Set exercise. Copy the entries word for word, from the very first line down to and including the line that contains "language-list: Albanian Amharic".

* start Dataset records *

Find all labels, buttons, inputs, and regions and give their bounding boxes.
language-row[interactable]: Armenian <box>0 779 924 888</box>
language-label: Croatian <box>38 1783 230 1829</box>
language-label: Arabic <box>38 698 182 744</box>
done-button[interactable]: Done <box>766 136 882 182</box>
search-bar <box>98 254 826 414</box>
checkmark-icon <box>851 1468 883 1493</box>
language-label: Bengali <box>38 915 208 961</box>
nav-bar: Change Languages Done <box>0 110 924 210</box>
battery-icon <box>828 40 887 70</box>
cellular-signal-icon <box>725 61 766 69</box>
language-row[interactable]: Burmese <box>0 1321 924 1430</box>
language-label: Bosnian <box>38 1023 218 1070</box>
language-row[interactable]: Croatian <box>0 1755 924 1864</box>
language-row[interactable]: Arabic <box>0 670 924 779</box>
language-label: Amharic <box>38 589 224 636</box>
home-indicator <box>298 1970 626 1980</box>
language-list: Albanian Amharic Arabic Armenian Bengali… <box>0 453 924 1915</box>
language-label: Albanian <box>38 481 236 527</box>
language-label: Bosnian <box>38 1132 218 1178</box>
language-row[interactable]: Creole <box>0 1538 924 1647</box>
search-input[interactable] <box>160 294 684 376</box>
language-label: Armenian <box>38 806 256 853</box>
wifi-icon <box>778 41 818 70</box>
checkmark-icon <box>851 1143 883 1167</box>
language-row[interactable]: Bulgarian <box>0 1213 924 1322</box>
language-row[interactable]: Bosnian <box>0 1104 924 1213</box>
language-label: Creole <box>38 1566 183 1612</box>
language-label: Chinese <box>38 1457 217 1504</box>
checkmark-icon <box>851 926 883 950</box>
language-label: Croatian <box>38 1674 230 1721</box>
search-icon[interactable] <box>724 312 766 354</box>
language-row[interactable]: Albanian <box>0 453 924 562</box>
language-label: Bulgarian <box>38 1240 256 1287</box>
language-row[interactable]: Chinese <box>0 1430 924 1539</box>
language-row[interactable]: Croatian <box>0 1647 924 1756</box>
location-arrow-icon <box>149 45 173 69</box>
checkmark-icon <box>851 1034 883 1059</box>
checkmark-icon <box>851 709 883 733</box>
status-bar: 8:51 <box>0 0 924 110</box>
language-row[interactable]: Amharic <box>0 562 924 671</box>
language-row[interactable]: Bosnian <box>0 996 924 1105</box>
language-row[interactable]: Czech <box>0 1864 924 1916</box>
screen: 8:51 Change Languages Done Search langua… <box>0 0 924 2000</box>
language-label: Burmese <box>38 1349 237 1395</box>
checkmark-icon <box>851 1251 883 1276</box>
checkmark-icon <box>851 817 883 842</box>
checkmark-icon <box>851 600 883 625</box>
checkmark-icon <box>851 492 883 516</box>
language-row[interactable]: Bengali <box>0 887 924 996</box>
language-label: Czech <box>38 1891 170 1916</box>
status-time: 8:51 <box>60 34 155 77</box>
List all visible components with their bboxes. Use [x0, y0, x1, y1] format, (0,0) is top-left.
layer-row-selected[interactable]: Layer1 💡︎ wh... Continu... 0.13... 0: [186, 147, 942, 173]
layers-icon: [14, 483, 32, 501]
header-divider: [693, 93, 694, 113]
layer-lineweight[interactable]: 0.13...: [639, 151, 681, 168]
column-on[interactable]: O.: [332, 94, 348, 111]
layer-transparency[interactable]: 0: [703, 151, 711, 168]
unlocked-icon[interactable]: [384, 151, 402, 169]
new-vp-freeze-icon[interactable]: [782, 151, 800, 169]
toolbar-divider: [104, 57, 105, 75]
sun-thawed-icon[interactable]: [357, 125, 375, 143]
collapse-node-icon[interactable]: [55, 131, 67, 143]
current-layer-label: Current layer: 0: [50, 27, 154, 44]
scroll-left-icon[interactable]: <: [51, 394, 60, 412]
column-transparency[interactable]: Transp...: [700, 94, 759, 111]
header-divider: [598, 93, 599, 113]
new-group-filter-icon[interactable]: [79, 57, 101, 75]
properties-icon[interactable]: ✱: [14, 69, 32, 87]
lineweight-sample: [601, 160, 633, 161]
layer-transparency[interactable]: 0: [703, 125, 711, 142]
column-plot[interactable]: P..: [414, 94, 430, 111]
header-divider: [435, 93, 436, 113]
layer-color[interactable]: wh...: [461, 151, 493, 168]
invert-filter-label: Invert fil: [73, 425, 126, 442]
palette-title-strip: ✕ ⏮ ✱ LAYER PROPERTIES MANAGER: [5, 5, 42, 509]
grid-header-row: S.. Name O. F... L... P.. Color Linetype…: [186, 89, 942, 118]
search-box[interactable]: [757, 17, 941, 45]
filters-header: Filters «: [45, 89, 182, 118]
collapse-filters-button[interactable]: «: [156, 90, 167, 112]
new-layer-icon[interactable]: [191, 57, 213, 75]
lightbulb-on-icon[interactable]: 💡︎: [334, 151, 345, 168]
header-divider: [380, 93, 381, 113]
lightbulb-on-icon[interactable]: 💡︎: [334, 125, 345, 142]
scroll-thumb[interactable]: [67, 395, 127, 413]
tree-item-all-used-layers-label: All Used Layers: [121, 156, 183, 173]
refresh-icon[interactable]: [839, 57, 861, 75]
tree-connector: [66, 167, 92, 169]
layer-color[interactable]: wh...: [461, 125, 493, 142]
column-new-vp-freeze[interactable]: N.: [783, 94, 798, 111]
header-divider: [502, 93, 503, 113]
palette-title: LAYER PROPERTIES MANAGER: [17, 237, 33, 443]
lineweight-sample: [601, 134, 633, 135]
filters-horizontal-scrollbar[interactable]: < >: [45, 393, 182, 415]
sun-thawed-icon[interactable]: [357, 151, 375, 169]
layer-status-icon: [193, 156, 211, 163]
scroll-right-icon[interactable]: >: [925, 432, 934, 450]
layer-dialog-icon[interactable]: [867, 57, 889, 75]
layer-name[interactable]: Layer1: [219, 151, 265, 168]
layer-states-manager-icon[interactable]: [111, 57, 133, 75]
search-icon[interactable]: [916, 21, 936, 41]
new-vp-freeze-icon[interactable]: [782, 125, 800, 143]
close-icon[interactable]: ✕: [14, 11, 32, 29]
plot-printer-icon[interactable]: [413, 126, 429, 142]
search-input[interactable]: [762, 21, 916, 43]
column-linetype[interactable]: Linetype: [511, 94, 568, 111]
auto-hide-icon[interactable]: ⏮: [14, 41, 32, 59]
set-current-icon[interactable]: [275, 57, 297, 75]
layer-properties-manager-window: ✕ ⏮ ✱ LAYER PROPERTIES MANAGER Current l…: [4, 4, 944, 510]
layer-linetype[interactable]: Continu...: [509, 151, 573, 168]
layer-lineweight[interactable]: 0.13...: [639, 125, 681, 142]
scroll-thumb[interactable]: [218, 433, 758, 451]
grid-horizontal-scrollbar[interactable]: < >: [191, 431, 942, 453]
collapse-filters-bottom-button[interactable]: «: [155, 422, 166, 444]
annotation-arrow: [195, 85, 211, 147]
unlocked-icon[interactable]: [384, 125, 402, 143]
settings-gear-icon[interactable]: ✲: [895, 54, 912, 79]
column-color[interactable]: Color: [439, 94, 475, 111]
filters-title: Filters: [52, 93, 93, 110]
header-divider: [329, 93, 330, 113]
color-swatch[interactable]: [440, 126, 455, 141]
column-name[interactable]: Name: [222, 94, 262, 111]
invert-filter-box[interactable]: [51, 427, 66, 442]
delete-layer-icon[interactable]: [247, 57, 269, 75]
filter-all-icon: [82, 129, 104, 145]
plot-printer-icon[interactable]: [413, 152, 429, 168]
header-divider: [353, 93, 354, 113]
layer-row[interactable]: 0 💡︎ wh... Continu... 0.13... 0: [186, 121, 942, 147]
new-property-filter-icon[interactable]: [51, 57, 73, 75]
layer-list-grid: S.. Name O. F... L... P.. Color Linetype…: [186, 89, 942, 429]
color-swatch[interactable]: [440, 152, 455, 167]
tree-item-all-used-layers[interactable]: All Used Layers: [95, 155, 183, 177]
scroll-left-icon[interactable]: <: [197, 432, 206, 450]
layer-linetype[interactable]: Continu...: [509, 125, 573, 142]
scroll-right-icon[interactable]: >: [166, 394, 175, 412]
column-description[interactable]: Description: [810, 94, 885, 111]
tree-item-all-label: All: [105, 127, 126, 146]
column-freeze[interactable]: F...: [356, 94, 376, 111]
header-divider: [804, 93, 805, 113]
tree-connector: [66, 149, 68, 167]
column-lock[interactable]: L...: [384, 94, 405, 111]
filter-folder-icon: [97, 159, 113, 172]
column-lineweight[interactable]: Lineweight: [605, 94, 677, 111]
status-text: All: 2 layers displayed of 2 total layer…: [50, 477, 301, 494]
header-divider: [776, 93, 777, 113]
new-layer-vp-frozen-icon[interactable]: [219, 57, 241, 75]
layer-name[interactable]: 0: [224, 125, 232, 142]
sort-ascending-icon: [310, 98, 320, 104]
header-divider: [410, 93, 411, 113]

* end Dataset records *

Response to the task.
Find all labels, buttons, inputs, and regions and give their bounding boxes.
language-row[interactable]: Armenian <box>0 779 924 888</box>
language-label: Croatian <box>38 1783 230 1829</box>
language-label: Arabic <box>38 698 182 744</box>
done-button[interactable]: Done <box>766 136 882 182</box>
search-bar <box>98 254 826 414</box>
checkmark-icon <box>851 1468 883 1493</box>
language-label: Bengali <box>38 915 208 961</box>
nav-bar: Change Languages Done <box>0 110 924 210</box>
battery-icon <box>828 40 887 70</box>
cellular-signal-icon <box>725 61 766 69</box>
language-row[interactable]: Burmese <box>0 1321 924 1430</box>
language-label: Bosnian <box>38 1023 218 1070</box>
language-row[interactable]: Croatian <box>0 1755 924 1864</box>
language-row[interactable]: Arabic <box>0 670 924 779</box>
language-label: Amharic <box>38 589 224 636</box>
home-indicator <box>298 1970 626 1980</box>
language-list: Albanian Amharic Arabic Armenian Bengali… <box>0 453 924 1915</box>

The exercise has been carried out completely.